* _DESCRIPTION OF THE TASK_
Beginning with the line that contains "Serialize everything readable", extract each line through the end of the listing below, with no additions or omissions.

* _DATA FOR PROCESSING_
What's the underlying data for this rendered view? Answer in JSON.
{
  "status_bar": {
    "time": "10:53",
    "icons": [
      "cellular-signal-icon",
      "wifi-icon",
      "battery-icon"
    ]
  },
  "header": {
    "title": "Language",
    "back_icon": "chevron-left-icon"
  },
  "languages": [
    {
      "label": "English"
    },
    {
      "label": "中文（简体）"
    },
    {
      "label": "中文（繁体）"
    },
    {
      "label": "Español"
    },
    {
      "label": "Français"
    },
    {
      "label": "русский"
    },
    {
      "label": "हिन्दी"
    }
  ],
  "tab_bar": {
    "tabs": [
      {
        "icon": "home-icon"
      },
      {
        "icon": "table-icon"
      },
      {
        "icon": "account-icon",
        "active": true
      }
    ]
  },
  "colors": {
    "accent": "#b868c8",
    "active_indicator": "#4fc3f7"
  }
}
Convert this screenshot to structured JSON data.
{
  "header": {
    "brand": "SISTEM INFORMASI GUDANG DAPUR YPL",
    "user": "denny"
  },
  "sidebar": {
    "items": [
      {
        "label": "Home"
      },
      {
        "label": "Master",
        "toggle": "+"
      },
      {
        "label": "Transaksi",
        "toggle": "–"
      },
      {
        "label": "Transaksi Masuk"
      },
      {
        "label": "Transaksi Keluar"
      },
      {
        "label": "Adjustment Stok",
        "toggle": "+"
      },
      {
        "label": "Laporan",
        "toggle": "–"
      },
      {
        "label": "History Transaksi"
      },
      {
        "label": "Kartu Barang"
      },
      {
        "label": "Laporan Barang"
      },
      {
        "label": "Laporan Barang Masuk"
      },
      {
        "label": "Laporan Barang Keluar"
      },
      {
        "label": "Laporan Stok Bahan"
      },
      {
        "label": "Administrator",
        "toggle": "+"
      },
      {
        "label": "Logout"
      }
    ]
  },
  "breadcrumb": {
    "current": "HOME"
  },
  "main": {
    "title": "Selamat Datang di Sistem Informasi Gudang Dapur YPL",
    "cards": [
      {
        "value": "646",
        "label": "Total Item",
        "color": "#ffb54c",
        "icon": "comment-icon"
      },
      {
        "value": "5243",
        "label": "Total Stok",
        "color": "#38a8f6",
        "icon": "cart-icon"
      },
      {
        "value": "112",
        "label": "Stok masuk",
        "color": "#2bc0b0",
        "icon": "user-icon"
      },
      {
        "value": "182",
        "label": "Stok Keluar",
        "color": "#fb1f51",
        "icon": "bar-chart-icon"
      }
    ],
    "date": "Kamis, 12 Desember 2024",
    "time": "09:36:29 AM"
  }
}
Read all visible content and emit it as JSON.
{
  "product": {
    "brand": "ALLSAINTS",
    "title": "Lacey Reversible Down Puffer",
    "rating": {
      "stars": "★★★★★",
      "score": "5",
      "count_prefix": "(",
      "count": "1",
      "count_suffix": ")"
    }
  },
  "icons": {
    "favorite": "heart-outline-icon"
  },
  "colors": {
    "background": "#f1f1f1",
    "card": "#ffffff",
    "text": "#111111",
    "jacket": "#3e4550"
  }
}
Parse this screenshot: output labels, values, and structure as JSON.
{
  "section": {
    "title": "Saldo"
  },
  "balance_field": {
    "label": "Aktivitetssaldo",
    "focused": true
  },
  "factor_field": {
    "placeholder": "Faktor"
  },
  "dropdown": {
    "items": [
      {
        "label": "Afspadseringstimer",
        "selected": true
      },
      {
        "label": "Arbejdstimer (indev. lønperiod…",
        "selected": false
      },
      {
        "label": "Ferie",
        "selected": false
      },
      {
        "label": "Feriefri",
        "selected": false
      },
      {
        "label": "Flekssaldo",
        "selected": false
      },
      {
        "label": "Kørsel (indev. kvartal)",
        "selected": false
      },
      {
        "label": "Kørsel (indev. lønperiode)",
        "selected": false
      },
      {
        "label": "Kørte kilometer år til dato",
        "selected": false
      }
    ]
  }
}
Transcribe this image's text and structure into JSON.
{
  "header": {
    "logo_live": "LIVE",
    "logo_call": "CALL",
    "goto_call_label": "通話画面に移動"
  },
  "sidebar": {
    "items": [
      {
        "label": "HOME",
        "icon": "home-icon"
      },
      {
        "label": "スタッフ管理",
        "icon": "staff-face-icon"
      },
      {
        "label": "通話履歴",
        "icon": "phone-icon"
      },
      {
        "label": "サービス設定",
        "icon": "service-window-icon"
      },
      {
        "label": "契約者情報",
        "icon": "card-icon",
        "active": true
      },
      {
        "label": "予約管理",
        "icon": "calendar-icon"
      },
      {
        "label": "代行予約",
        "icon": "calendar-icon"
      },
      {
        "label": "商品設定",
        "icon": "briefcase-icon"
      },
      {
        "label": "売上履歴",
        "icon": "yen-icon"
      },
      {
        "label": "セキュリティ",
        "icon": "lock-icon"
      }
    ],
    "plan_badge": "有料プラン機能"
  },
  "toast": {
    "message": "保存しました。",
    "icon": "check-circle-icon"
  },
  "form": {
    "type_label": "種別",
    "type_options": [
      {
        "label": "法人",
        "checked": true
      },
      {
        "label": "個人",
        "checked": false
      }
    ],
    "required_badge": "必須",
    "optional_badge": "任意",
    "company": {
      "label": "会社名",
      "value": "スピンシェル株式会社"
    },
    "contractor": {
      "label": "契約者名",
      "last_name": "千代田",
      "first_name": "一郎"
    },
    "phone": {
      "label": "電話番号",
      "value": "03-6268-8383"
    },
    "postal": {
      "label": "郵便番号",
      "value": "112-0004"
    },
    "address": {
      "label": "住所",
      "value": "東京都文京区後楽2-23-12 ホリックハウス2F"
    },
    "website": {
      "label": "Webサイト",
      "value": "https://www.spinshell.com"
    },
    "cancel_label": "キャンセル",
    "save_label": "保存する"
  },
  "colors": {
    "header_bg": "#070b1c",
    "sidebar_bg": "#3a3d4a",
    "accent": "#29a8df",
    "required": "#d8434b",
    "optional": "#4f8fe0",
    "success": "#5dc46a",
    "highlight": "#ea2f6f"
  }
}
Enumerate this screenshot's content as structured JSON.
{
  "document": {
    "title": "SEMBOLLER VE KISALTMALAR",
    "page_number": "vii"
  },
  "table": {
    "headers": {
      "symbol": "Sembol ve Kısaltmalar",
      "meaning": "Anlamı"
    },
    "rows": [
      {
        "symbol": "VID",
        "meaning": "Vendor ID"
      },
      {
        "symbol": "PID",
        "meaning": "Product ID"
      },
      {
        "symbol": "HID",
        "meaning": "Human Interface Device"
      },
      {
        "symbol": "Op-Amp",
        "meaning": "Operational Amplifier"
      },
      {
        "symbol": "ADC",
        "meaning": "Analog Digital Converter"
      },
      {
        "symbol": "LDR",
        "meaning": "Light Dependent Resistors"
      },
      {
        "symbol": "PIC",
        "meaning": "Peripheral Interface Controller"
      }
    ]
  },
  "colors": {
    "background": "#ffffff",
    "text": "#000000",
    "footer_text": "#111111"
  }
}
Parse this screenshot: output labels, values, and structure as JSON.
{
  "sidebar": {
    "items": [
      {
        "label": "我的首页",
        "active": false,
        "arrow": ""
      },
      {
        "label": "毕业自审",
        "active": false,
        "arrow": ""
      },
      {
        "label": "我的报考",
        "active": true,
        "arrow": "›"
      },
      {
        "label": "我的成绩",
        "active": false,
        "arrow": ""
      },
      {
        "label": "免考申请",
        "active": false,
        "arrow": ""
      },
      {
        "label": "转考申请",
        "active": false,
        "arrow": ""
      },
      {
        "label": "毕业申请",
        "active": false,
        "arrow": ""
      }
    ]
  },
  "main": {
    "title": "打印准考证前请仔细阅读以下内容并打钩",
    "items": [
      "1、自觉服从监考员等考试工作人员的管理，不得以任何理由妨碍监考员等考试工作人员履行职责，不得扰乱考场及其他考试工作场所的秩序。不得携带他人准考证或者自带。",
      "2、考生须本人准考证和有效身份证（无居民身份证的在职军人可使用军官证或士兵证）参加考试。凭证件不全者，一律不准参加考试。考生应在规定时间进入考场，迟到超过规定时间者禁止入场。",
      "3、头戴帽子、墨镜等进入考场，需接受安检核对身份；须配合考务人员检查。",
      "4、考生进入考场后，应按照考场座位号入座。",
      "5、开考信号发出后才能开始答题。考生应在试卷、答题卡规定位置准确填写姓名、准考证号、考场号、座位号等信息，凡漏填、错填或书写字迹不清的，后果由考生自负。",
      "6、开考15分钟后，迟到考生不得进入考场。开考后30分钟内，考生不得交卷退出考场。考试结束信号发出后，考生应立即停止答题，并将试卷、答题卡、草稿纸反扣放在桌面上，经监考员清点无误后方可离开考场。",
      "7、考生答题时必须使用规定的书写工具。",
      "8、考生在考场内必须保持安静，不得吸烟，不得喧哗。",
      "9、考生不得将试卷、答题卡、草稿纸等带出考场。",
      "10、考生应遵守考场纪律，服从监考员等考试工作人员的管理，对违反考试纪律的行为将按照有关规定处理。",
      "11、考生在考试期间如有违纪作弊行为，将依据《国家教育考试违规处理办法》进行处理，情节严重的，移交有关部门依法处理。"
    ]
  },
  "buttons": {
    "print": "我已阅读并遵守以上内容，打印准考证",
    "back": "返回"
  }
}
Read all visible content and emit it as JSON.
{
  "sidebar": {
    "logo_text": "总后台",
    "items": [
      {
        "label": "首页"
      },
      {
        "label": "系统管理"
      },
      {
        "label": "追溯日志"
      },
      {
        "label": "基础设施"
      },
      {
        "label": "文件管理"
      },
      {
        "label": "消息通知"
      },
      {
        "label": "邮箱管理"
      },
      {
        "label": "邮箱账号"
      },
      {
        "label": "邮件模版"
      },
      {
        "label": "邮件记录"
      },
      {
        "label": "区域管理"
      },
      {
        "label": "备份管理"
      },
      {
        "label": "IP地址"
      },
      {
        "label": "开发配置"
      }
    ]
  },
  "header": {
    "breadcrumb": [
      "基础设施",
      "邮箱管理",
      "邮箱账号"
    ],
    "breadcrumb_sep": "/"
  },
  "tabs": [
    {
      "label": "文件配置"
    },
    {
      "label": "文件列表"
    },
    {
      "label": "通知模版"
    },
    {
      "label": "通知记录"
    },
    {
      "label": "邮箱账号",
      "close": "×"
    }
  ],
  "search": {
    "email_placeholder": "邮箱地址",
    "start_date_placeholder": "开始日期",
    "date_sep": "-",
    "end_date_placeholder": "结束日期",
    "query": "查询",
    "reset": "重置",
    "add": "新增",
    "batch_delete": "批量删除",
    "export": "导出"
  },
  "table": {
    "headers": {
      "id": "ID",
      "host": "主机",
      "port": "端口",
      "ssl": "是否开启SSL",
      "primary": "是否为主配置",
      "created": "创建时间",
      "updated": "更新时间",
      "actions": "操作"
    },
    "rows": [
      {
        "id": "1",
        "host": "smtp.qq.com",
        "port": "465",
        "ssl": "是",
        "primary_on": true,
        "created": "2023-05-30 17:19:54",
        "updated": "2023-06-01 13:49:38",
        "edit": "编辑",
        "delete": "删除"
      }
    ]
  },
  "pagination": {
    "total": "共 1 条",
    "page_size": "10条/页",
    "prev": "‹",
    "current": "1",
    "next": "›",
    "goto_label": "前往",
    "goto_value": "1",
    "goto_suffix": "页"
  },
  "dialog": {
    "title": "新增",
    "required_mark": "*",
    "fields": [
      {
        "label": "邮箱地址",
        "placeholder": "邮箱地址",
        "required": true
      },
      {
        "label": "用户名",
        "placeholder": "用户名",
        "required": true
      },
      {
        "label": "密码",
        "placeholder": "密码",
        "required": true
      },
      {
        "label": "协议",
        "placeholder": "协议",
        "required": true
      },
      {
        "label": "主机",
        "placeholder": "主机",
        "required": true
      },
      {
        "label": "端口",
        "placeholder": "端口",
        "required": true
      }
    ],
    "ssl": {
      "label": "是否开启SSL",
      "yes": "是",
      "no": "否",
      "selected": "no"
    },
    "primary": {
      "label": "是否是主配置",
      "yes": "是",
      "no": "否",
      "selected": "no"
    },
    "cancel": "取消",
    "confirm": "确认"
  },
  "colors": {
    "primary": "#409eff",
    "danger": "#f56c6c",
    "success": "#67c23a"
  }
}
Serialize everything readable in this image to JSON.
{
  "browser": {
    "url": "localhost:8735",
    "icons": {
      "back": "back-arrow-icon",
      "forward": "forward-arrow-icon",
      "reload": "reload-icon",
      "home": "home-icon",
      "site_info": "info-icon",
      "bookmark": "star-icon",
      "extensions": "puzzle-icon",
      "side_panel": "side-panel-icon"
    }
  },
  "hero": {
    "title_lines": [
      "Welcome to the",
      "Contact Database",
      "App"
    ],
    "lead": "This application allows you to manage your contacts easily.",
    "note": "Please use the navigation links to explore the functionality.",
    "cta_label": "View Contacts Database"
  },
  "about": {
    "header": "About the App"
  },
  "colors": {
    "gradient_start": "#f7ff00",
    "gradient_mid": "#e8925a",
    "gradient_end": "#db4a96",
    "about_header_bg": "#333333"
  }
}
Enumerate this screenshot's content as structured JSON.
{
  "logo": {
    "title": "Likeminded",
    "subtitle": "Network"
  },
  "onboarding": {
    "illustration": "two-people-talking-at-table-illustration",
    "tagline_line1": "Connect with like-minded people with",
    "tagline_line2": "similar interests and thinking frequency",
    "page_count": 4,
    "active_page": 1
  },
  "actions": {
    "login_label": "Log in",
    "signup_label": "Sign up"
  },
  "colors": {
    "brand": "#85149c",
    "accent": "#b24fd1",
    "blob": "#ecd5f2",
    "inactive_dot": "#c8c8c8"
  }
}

* _ANSWER_
Serialize everything readable in this image to JSON.
{
  "browser": {
    "url": "localhost:8735",
    "icons": {
      "back": "back-arrow-icon",
      "forward": "forward-arrow-icon",
      "reload": "reload-icon",
      "home": "home-icon",
      "site_info": "info-icon",
      "bookmark": "star-icon",
      "extensions": "puzzle-icon",
      "side_panel": "side-panel-icon"
    }
  },
  "hero": {
    "title_lines": [
      "Welcome to the",
      "Contact Database",
      "App"
    ],
    "lead": "This application allows you to manage your contacts easily.",
    "note": "Please use the navigation links to explore the functionality.",
    "cta_label": "View Contacts Database"
  },
  "about": {
    "header": "About the App"
  },
  "colors": {
    "gradient_start": "#f7ff00",
    "gradient_mid": "#e8925a",
    "gradient_end": "#db4a96",
    "about_header_bg": "#333333"
  }
}
Enumerate this screenshot's content as structured JSON.
{
  "logo": {
    "title": "Likeminded",
    "subtitle": "Network"
  },
  "onboarding": {
    "illustration": "two-people-talking-at-table-illustration",
    "tagline_line1": "Connect with like-minded people with",
    "tagline_line2": "similar interests and thinking frequency",
    "page_count": 4,
    "active_page": 1
  },
  "actions": {
    "login_label": "Log in",
    "signup_label": "Sign up"
  },
  "colors": {
    "brand": "#85149c",
    "accent": "#b24fd1",
    "blob": "#ecd5f2",
    "inactive_dot": "#c8c8c8"
  }
}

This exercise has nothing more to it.